** begin **

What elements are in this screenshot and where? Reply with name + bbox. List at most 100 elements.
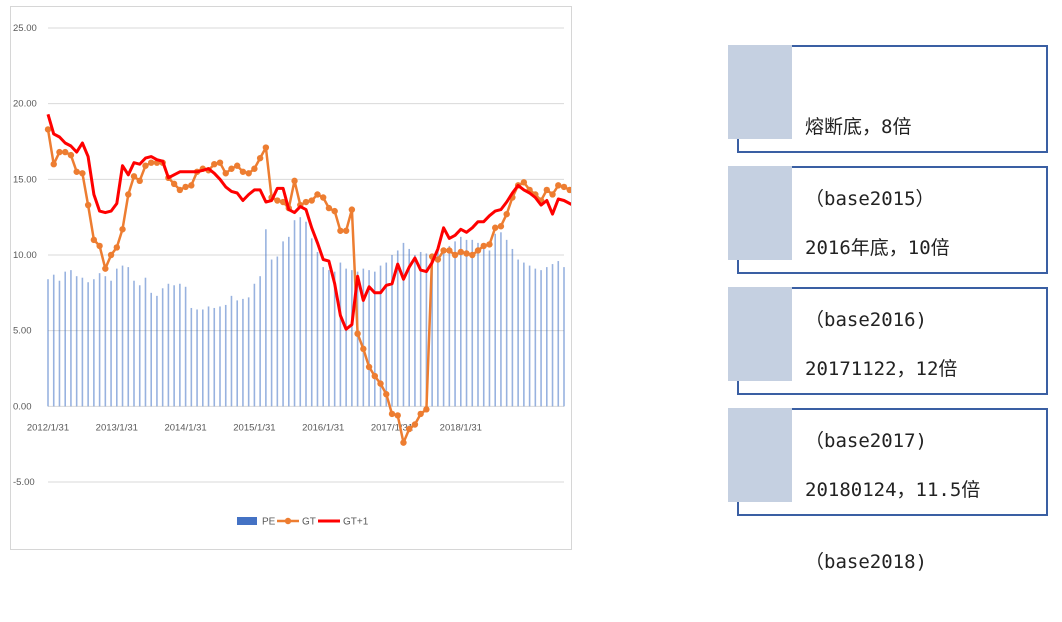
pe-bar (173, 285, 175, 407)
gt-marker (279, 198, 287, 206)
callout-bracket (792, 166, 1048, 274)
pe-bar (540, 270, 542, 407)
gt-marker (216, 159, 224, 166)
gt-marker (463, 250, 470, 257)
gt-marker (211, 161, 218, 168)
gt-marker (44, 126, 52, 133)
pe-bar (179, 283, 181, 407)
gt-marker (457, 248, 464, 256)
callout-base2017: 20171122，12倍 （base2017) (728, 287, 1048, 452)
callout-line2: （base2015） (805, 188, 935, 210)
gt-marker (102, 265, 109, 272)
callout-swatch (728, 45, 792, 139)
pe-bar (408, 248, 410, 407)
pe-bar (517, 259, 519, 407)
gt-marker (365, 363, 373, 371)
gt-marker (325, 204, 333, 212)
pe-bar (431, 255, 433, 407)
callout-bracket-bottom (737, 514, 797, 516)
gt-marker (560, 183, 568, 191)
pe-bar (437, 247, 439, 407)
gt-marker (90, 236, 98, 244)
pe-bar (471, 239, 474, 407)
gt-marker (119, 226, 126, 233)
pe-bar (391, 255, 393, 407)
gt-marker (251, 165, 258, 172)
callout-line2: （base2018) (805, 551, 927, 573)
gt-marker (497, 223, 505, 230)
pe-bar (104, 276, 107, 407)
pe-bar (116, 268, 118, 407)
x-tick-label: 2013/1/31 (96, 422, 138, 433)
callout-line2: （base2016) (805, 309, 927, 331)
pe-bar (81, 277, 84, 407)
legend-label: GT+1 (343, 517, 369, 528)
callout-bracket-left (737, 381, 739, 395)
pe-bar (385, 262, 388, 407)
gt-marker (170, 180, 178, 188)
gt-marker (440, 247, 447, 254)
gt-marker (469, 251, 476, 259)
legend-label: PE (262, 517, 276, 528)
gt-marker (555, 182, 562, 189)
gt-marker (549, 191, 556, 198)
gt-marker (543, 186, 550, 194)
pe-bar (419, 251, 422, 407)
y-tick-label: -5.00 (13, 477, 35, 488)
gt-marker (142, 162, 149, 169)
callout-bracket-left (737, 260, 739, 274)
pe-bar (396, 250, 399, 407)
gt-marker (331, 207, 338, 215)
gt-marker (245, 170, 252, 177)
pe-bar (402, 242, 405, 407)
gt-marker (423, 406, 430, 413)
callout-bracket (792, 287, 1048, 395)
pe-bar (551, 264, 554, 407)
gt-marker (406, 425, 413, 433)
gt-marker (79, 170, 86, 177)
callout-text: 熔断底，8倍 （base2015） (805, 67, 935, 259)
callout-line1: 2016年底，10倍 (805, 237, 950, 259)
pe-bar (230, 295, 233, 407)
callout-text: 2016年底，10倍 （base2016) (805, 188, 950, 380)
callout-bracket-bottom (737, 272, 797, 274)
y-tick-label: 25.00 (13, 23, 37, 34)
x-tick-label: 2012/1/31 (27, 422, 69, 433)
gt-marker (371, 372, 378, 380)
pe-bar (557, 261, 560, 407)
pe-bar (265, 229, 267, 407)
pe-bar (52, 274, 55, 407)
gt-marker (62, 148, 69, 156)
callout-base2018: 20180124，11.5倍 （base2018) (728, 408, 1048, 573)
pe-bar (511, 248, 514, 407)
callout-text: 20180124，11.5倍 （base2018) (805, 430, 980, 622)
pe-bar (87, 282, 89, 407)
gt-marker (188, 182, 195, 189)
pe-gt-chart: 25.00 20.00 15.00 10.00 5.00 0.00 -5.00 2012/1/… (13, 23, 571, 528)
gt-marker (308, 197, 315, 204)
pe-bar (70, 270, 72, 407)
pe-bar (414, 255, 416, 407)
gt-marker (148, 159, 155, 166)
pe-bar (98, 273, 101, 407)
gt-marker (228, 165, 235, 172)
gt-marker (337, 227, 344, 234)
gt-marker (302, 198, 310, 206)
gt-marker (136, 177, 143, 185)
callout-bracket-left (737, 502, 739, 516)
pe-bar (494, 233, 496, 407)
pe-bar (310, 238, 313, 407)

** end **

■ **TASK TO COMPLETE**
Pick out every line of the records that contains the string "bracket" and copy each one in full. Matches must agree in case.

■ **EXPECTED OUTPUT**
callout-bracket (792, 166, 1048, 274)
callout-bracket-bottom (737, 514, 797, 516)
callout-bracket-left (737, 381, 739, 395)
callout-bracket-left (737, 260, 739, 274)
callout-bracket (792, 287, 1048, 395)
callout-bracket-bottom (737, 272, 797, 274)
callout-bracket-left (737, 502, 739, 516)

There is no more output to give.